→ **OBJECTIVE**
Spot each line in the records below where the word "affected" occurs, then copy it.

→ **THE RECORDS**
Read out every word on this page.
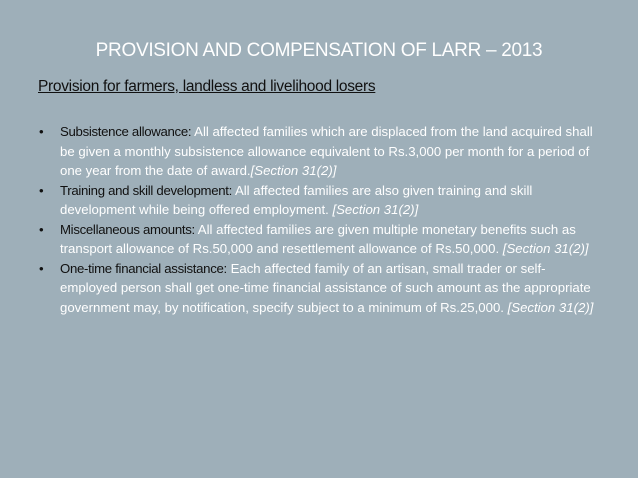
PROVISION AND COMPENSATION OF LARR – 2013
Provision for farmers, landless and livelihood losers
• Subsistence allowance: All affected families which are displaced from the land acquired shall be given a monthly subsistence allowance equivalent to Rs.3,000 per month for a period of one year from the date of award.[Section 31(2)]
• Training and skill development: All affected families are also given training and skill development while being offered employment. [Section 31(2)]
• Miscellaneous amounts: All affected families are given multiple monetary benefits such as transport allowance of Rs.50,000 and resettlement allowance of Rs.50,000. [Section 31(2)]
• One-time financial assistance: Each affected family of an artisan, small trader or self-employed person shall get one-time financial assistance of such amount as the appropriate government may, by notification, specify subject to a minimum of Rs.25,000. [Section 31(2)]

→ **REPLY**
• Subsistence allowance: All affected families which are displaced from the land acquired shall be given a monthly subsistence allowance equivalent to Rs.3,000 per month for a period of one year from the date of award.[Section 31(2)]
• Training and skill development: All affected families are also given training and skill development while being offered employment. [Section 31(2)]
• Miscellaneous amounts: All affected families are given multiple monetary benefits such as transport allowance of Rs.50,000 and resettlement allowance of Rs.50,000. [Section 31(2)]
• One-time financial assistance: Each affected family of an artisan, small trader or self-employed person shall get one-time financial assistance of such amount as the appropriate government may, by notification, specify subject to a minimum of Rs.25,000. [Section 31(2)]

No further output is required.